Task goal: Pull out every line of the listing below where "stav" appears.

-=-=-=-=-

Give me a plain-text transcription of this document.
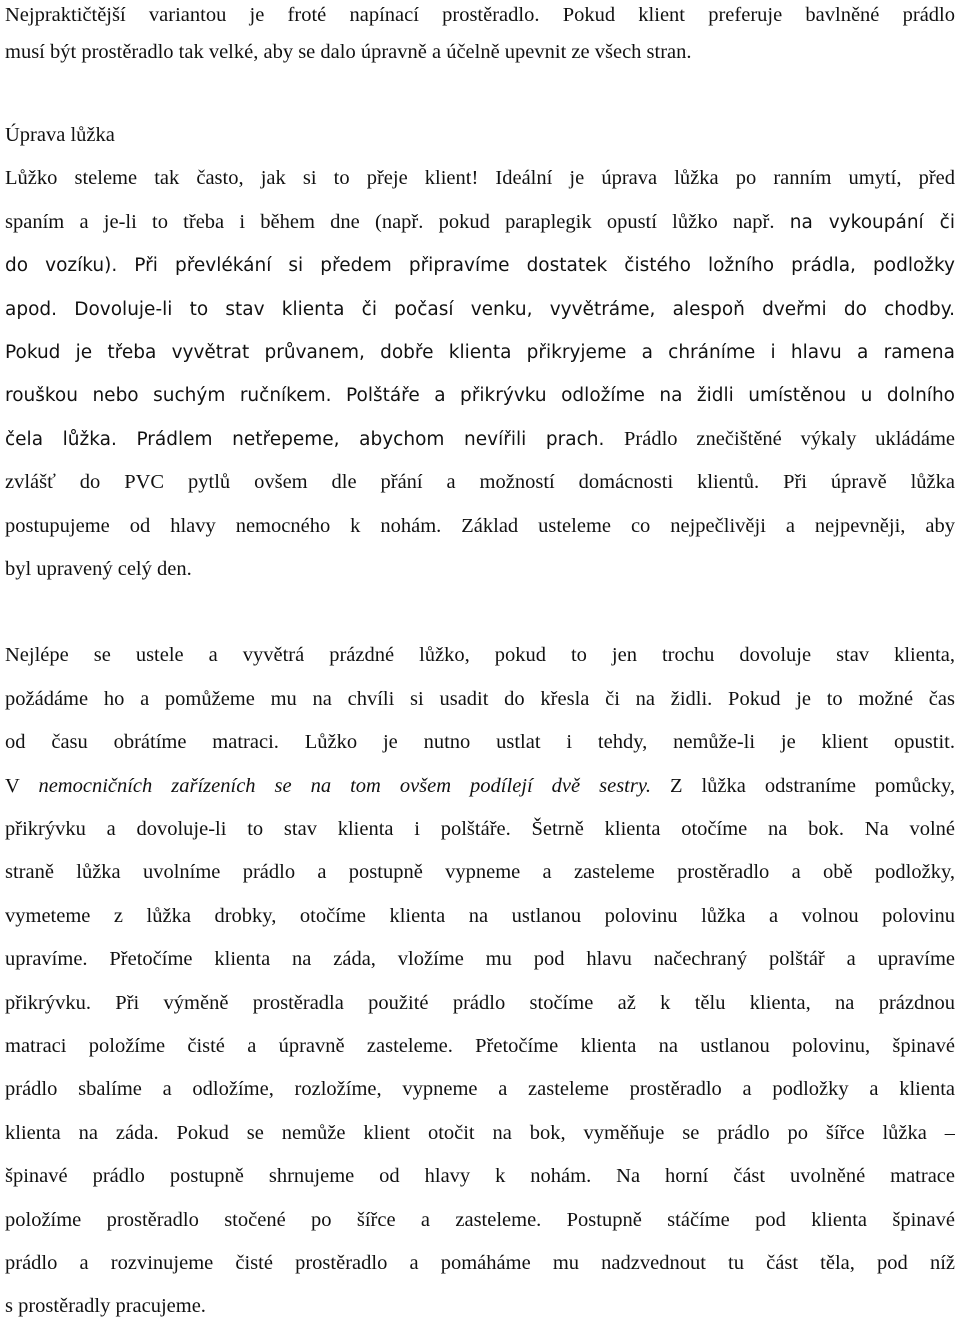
Nejpraktičtější variantou je froté napínací prostěradlo. Pokud klient preferuje bavlněné prádlo
musí být prostěradlo tak velké, aby se dalo úpravně a účelně upevnit ze všech stran.
Úprava lůžka
Lůžko steleme tak často, jak si to přeje klient! Ideální je úprava lůžka po ranním umytí, před
spaním a je-li to třeba i během dne (např. pokud paraplegik opustí lůžko např. na vykoupání či
do vozíku). Při převlékání si předem připravíme dostatek čistého ložního prádla, podložky
apod. Dovoluje-li to stav klienta či počasí venku, vyvětráme, alespoň dveřmi do chodby.
Pokud je třeba vyvětrat průvanem, dobře klienta přikryjeme a chráníme i hlavu a ramena
rouškou nebo suchým ručníkem. Polštáře a přikrývku odložíme na židli umístěnou u dolního
čela lůžka. Prádlem netřepeme, abychom nevířili prach. Prádlo znečištěné výkaly ukládáme
zvlášť do PVC pytlů ovšem dle přání a možností domácnosti klientů. Při úpravě lůžka
postupujeme od hlavy nemocného k nohám. Základ usteleme co nejpečlivěji a nejpevněji, aby
byl upravený celý den.
Nejlépe se ustele a vyvětrá prázdné lůžko, pokud to jen trochu dovoluje stav klienta,
požádáme ho a pomůžeme mu na chvíli si usadit do křesla či na židli. Pokud je to možné čas
od času obrátíme matraci. Lůžko je nutno ustlat i tehdy, nemůže-li je klient opustit.
V nemocničních zařízeních se na tom ovšem podílejí dvě sestry. Z lůžka odstraníme pomůcky,
přikrývku a dovoluje-li to stav klienta i polštáře. Šetrně klienta otočíme na bok. Na volné
straně lůžka uvolníme prádlo a postupně vypneme a zasteleme prostěradlo a obě podložky,
vymeteme z lůžka drobky, otočíme klienta na ustlanou polovinu lůžka a volnou polovinu
upravíme. Přetočíme klienta na záda, vložíme mu pod hlavu načechraný polštář a upravíme
přikrývku. Při výměně prostěradla použité prádlo stočíme až k tělu klienta, na prázdnou
matraci položíme čisté a úpravně zasteleme. Přetočíme klienta na ustlanou polovinu, špinavé
prádlo sbalíme a odložíme, rozložíme, vypneme a zasteleme prostěradlo a podložky a klienta
klienta na záda. Pokud se nemůže klient otočit na bok, vyměňuje se prádlo po šířce lůžka –
špinavé prádlo postupně shrnujeme od hlavy k nohám. Na horní část uvolněné matrace
položíme prostěradlo stočené po šířce a zasteleme. Postupně stáčíme pod klienta špinavé
prádlo a rozvinujeme čisté prostěradlo a pomáháme mu nadzvednout tu část těla, pod níž
s prostěradly pracujeme.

-=-=-=-=-

Exercise output:
apod. Dovoluje-li to stav klienta či počasí venku, vyvětráme, alespoň dveřmi do chodby.
Nejlépe se ustele a vyvětrá prázdné lůžko, pokud to jen trochu dovoluje stav klienta,
přikrývku a dovoluje-li to stav klienta i polštáře. Šetrně klienta otočíme na bok. Na volné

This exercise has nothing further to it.